* **Goal of the exercise**
Pick out every line that holds the string "hist" and copy it.

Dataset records
******

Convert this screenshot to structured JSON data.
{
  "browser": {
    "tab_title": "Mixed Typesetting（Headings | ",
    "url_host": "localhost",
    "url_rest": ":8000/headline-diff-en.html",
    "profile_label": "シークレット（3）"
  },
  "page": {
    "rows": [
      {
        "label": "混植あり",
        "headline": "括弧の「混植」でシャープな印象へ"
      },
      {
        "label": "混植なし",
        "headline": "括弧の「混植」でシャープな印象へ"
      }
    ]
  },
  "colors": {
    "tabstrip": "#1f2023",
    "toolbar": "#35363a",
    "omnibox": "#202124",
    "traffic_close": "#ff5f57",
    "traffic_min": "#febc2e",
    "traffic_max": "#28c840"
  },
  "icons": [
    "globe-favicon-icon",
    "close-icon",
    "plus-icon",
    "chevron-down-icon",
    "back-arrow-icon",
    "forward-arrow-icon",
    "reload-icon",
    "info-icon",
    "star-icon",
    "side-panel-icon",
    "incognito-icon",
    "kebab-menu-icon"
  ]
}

******

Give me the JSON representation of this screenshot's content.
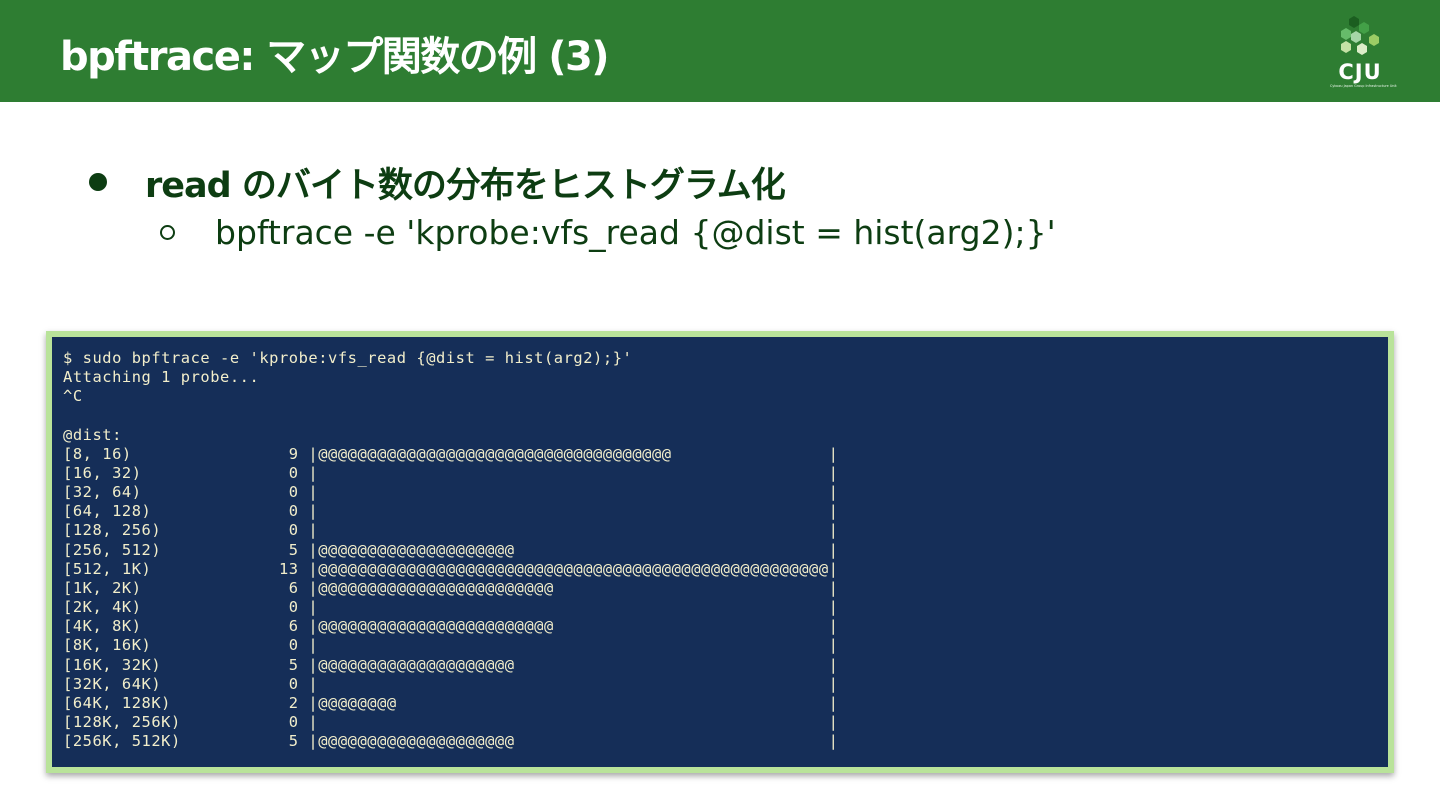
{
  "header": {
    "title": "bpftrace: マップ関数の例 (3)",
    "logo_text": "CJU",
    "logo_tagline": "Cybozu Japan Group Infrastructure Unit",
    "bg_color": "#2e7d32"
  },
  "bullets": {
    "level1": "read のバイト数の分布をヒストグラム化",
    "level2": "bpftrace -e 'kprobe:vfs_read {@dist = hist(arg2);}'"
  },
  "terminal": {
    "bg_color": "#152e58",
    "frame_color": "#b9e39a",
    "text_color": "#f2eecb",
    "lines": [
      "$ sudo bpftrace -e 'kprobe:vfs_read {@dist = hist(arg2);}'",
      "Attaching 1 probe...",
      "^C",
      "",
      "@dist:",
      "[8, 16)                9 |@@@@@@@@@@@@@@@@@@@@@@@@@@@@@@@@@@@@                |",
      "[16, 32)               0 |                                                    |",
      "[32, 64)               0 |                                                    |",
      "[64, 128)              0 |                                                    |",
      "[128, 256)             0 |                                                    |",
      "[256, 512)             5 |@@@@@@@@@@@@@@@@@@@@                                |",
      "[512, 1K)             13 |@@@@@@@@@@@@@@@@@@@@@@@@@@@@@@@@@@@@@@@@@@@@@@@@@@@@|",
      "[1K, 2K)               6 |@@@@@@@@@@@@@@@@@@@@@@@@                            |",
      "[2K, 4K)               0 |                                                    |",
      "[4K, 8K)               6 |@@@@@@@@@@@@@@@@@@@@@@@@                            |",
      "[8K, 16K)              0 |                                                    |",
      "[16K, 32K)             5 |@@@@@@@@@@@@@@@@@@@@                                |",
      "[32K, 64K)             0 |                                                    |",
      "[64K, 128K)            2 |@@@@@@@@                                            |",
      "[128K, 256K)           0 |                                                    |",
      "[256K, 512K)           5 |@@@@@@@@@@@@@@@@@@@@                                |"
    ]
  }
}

******

* **Task output**
    "level2": "bpftrace -e 'kprobe:vfs_read {@dist = hist(arg2);}'"
      "$ sudo bpftrace -e 'kprobe:vfs_read {@dist = hist(arg2);}'",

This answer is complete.